(Collected data)
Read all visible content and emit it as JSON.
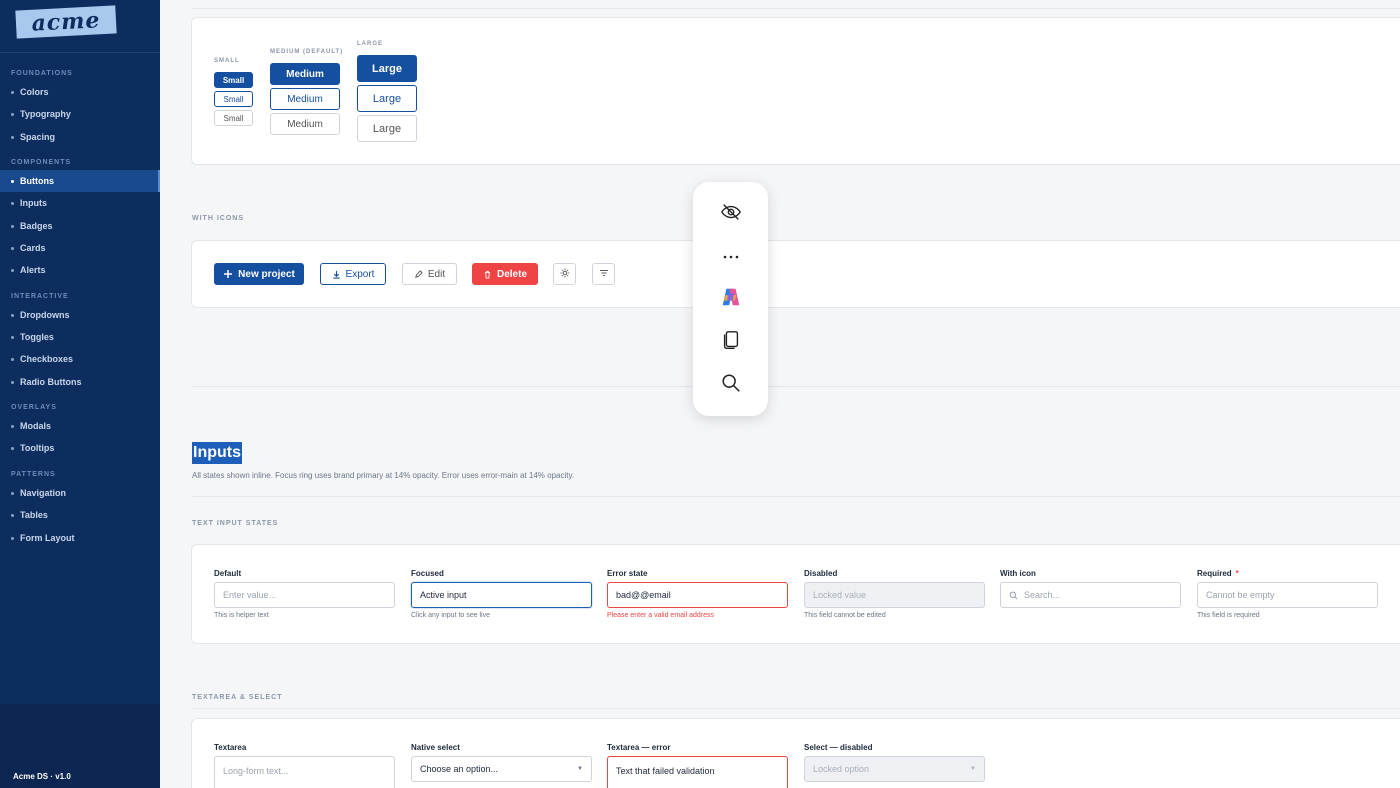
{
  "sidebar": {
    "logo": "acme",
    "sections": [
      {
        "title": "FOUNDATIONS",
        "items": [
          "Colors",
          "Typography",
          "Spacing"
        ]
      },
      {
        "title": "COMPONENTS",
        "items": [
          "Buttons",
          "Inputs",
          "Badges",
          "Cards",
          "Alerts"
        ]
      },
      {
        "title": "INTERACTIVE",
        "items": [
          "Dropdowns",
          "Toggles",
          "Checkboxes",
          "Radio Buttons"
        ]
      },
      {
        "title": "OVERLAYS",
        "items": [
          "Modals",
          "Tooltips"
        ]
      },
      {
        "title": "PATTERNS",
        "items": [
          "Navigation",
          "Tables",
          "Form Layout"
        ]
      }
    ],
    "active_item": "Buttons",
    "footer": "Acme DS · v1.0"
  },
  "sizes": {
    "small_label": "SMALL",
    "medium_label": "MEDIUM (DEFAULT)",
    "large_label": "LARGE",
    "small_btn": "Small",
    "medium_btn": "Medium",
    "large_btn": "Large"
  },
  "with_icons": {
    "label": "WITH ICONS",
    "new_project": "New project",
    "export": "Export",
    "edit": "Edit",
    "delete": "Delete"
  },
  "inputs": {
    "title": "Inputs",
    "subtitle": "All states shown inline. Focus ring uses brand primary at 14% opacity. Error uses error-main at 14% opacity.",
    "text_states_label": "TEXT INPUT STATES",
    "fields": [
      {
        "label": "Default",
        "value": "Enter value...",
        "helper": "This is helper text"
      },
      {
        "label": "Focused",
        "value": "Active input",
        "helper": "Click any input to see live"
      },
      {
        "label": "Error state",
        "value": "bad@@email",
        "helper": "Please enter a valid email address"
      },
      {
        "label": "Disabled",
        "value": "Locked value",
        "helper": "This field cannot be edited"
      },
      {
        "label": "With icon",
        "value": "Search...",
        "helper": ""
      },
      {
        "label": "Required",
        "required_mark": "*",
        "value": "Cannot be empty",
        "helper": "This field is required"
      }
    ],
    "textarea_label": "TEXTAREA & SELECT",
    "textarea_fields": [
      {
        "label": "Textarea",
        "value": "Long-form text..."
      },
      {
        "label": "Native select",
        "value": "Choose an option..."
      },
      {
        "label": "Textarea — error",
        "value": "Text that failed validation"
      },
      {
        "label": "Select — disabled",
        "value": "Locked option"
      }
    ]
  },
  "floating_toolbar": {
    "icons": [
      "eye-off-icon",
      "more-icon",
      "copilot-icon",
      "copy-icon",
      "search-icon"
    ]
  },
  "colors": {
    "primary": "#154fa0",
    "sidebar": "#0d2d5e",
    "danger": "#ef4444"
  }
}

* Required task *
Repeat the records word for word. Any picture in them should be left out.

* Correct response *
Read all visible content and emit it as JSON.
{
  "sidebar": {
    "logo": "acme",
    "sections": [
      {
        "title": "FOUNDATIONS",
        "items": [
          "Colors",
          "Typography",
          "Spacing"
        ]
      },
      {
        "title": "COMPONENTS",
        "items": [
          "Buttons",
          "Inputs",
          "Badges",
          "Cards",
          "Alerts"
        ]
      },
      {
        "title": "INTERACTIVE",
        "items": [
          "Dropdowns",
          "Toggles",
          "Checkboxes",
          "Radio Buttons"
        ]
      },
      {
        "title": "OVERLAYS",
        "items": [
          "Modals",
          "Tooltips"
        ]
      },
      {
        "title": "PATTERNS",
        "items": [
          "Navigation",
          "Tables",
          "Form Layout"
        ]
      }
    ],
    "active_item": "Buttons",
    "footer": "Acme DS · v1.0"
  },
  "sizes": {
    "small_label": "SMALL",
    "medium_label": "MEDIUM (DEFAULT)",
    "large_label": "LARGE",
    "small_btn": "Small",
    "medium_btn": "Medium",
    "large_btn": "Large"
  },
  "with_icons": {
    "label": "WITH ICONS",
    "new_project": "New project",
    "export": "Export",
    "edit": "Edit",
    "delete": "Delete"
  },
  "inputs": {
    "title": "Inputs",
    "subtitle": "All states shown inline. Focus ring uses brand primary at 14% opacity. Error uses error-main at 14% opacity.",
    "text_states_label": "TEXT INPUT STATES",
    "fields": [
      {
        "label": "Default",
        "value": "Enter value...",
        "helper": "This is helper text"
      },
      {
        "label": "Focused",
        "value": "Active input",
        "helper": "Click any input to see live"
      },
      {
        "label": "Error state",
        "value": "bad@@email",
        "helper": "Please enter a valid email address"
      },
      {
        "label": "Disabled",
        "value": "Locked value",
        "helper": "This field cannot be edited"
      },
      {
        "label": "With icon",
        "value": "Search...",
        "helper": ""
      },
      {
        "label": "Required",
        "required_mark": "*",
        "value": "Cannot be empty",
        "helper": "This field is required"
      }
    ],
    "textarea_label": "TEXTAREA & SELECT",
    "textarea_fields": [
      {
        "label": "Textarea",
        "value": "Long-form text..."
      },
      {
        "label": "Native select",
        "value": "Choose an option..."
      },
      {
        "label": "Textarea — error",
        "value": "Text that failed validation"
      },
      {
        "label": "Select — disabled",
        "value": "Locked option"
      }
    ]
  },
  "floating_toolbar": {
    "icons": [
      "eye-off-icon",
      "more-icon",
      "copilot-icon",
      "copy-icon",
      "search-icon"
    ]
  },
  "colors": {
    "primary": "#154fa0",
    "sidebar": "#0d2d5e",
    "danger": "#ef4444"
  }
}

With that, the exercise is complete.